* Begin Data records *

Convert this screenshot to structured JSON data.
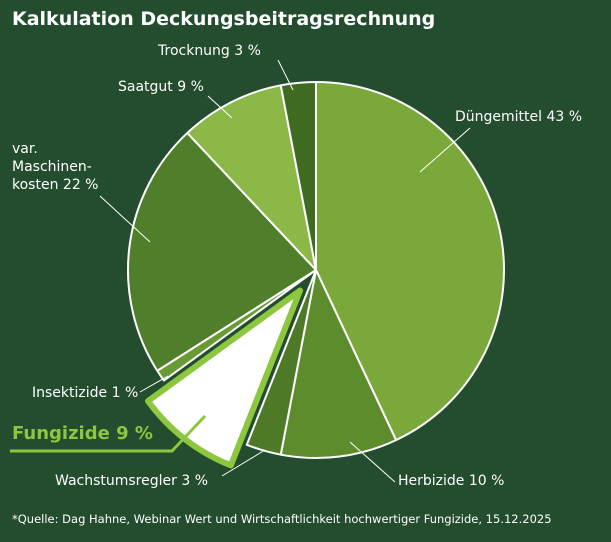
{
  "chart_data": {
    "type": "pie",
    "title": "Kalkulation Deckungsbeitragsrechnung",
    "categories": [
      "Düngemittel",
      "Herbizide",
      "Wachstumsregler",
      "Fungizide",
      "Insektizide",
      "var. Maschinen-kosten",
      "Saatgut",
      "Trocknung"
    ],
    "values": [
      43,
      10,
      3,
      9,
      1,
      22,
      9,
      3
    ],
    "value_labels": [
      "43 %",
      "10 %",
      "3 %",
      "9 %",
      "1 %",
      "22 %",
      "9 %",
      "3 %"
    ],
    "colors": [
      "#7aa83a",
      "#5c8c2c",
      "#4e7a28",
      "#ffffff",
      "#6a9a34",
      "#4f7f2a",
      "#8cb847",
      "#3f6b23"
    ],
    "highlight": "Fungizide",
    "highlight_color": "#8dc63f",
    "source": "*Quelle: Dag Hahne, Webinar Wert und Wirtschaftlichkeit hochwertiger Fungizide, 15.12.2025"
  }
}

* End Data records *

→ **Problem requirements**
Return every line of the records exactly as given, pictures excluded.

→ **Full output**
Convert this screenshot to structured JSON data.
{
  "chart_data": {
    "type": "pie",
    "title": "Kalkulation Deckungsbeitragsrechnung",
    "categories": [
      "Düngemittel",
      "Herbizide",
      "Wachstumsregler",
      "Fungizide",
      "Insektizide",
      "var. Maschinen-kosten",
      "Saatgut",
      "Trocknung"
    ],
    "values": [
      43,
      10,
      3,
      9,
      1,
      22,
      9,
      3
    ],
    "value_labels": [
      "43 %",
      "10 %",
      "3 %",
      "9 %",
      "1 %",
      "22 %",
      "9 %",
      "3 %"
    ],
    "colors": [
      "#7aa83a",
      "#5c8c2c",
      "#4e7a28",
      "#ffffff",
      "#6a9a34",
      "#4f7f2a",
      "#8cb847",
      "#3f6b23"
    ],
    "highlight": "Fungizide",
    "highlight_color": "#8dc63f",
    "source": "*Quelle: Dag Hahne, Webinar Wert und Wirtschaftlichkeit hochwertiger Fungizide, 15.12.2025"
  }
}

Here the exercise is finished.